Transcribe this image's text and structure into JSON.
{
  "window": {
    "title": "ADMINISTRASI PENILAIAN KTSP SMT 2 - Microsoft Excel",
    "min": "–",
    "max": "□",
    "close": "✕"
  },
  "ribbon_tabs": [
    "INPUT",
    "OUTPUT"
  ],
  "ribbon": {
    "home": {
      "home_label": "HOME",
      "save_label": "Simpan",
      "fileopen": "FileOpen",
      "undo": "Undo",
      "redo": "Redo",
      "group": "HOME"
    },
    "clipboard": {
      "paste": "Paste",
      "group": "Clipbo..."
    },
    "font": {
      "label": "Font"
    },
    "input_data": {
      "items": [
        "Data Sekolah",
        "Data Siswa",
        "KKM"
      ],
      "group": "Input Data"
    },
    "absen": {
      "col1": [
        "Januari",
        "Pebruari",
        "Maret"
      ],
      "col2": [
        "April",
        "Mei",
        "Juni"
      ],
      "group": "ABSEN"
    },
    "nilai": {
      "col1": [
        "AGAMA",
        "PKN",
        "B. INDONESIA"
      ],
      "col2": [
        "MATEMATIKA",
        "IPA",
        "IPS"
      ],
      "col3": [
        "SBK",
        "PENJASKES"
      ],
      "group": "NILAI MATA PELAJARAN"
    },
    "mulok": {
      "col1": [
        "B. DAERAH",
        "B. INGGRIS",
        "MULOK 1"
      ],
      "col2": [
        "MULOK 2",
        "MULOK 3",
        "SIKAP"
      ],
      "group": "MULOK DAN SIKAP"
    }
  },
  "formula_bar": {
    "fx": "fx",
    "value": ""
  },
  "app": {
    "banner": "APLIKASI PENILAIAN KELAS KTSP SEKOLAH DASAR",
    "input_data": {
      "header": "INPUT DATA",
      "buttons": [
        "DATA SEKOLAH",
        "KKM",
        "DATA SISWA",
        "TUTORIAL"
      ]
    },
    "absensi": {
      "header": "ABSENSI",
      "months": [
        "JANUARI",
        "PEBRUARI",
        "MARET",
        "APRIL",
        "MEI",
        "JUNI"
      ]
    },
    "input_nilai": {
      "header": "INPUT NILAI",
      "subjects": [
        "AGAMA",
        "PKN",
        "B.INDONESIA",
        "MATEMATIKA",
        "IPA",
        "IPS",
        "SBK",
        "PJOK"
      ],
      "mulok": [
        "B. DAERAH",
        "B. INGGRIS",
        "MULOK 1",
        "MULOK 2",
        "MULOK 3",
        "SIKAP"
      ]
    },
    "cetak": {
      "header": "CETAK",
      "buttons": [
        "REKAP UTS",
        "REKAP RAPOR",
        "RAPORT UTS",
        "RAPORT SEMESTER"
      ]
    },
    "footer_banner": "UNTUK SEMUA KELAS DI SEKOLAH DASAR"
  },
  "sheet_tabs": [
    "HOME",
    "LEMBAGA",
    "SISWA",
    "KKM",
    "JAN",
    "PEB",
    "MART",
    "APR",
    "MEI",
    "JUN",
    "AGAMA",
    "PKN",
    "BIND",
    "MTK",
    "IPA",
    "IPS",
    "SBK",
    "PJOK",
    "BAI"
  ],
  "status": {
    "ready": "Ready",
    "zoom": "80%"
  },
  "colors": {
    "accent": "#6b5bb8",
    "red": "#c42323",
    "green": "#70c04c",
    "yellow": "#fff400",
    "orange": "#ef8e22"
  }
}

• **AIM**: Repeat the data above exactly.

• **RESULT BELOW**:
Transcribe this image's text and structure into JSON.
{
  "window": {
    "title": "ADMINISTRASI PENILAIAN KTSP SMT 2 - Microsoft Excel",
    "min": "–",
    "max": "□",
    "close": "✕"
  },
  "ribbon_tabs": [
    "INPUT",
    "OUTPUT"
  ],
  "ribbon": {
    "home": {
      "home_label": "HOME",
      "save_label": "Simpan",
      "fileopen": "FileOpen",
      "undo": "Undo",
      "redo": "Redo",
      "group": "HOME"
    },
    "clipboard": {
      "paste": "Paste",
      "group": "Clipbo..."
    },
    "font": {
      "label": "Font"
    },
    "input_data": {
      "items": [
        "Data Sekolah",
        "Data Siswa",
        "KKM"
      ],
      "group": "Input Data"
    },
    "absen": {
      "col1": [
        "Januari",
        "Pebruari",
        "Maret"
      ],
      "col2": [
        "April",
        "Mei",
        "Juni"
      ],
      "group": "ABSEN"
    },
    "nilai": {
      "col1": [
        "AGAMA",
        "PKN",
        "B. INDONESIA"
      ],
      "col2": [
        "MATEMATIKA",
        "IPA",
        "IPS"
      ],
      "col3": [
        "SBK",
        "PENJASKES"
      ],
      "group": "NILAI MATA PELAJARAN"
    },
    "mulok": {
      "col1": [
        "B. DAERAH",
        "B. INGGRIS",
        "MULOK 1"
      ],
      "col2": [
        "MULOK 2",
        "MULOK 3",
        "SIKAP"
      ],
      "group": "MULOK DAN SIKAP"
    }
  },
  "formula_bar": {
    "fx": "fx",
    "value": ""
  },
  "app": {
    "banner": "APLIKASI PENILAIAN KELAS KTSP SEKOLAH DASAR",
    "input_data": {
      "header": "INPUT DATA",
      "buttons": [
        "DATA SEKOLAH",
        "KKM",
        "DATA SISWA",
        "TUTORIAL"
      ]
    },
    "absensi": {
      "header": "ABSENSI",
      "months": [
        "JANUARI",
        "PEBRUARI",
        "MARET",
        "APRIL",
        "MEI",
        "JUNI"
      ]
    },
    "input_nilai": {
      "header": "INPUT NILAI",
      "subjects": [
        "AGAMA",
        "PKN",
        "B.INDONESIA",
        "MATEMATIKA",
        "IPA",
        "IPS",
        "SBK",
        "PJOK"
      ],
      "mulok": [
        "B. DAERAH",
        "B. INGGRIS",
        "MULOK 1",
        "MULOK 2",
        "MULOK 3",
        "SIKAP"
      ]
    },
    "cetak": {
      "header": "CETAK",
      "buttons": [
        "REKAP UTS",
        "REKAP RAPOR",
        "RAPORT UTS",
        "RAPORT SEMESTER"
      ]
    },
    "footer_banner": "UNTUK SEMUA KELAS DI SEKOLAH DASAR"
  },
  "sheet_tabs": [
    "HOME",
    "LEMBAGA",
    "SISWA",
    "KKM",
    "JAN",
    "PEB",
    "MART",
    "APR",
    "MEI",
    "JUN",
    "AGAMA",
    "PKN",
    "BIND",
    "MTK",
    "IPA",
    "IPS",
    "SBK",
    "PJOK",
    "BAI"
  ],
  "status": {
    "ready": "Ready",
    "zoom": "80%"
  },
  "colors": {
    "accent": "#6b5bb8",
    "red": "#c42323",
    "green": "#70c04c",
    "yellow": "#fff400",
    "orange": "#ef8e22"
  }
}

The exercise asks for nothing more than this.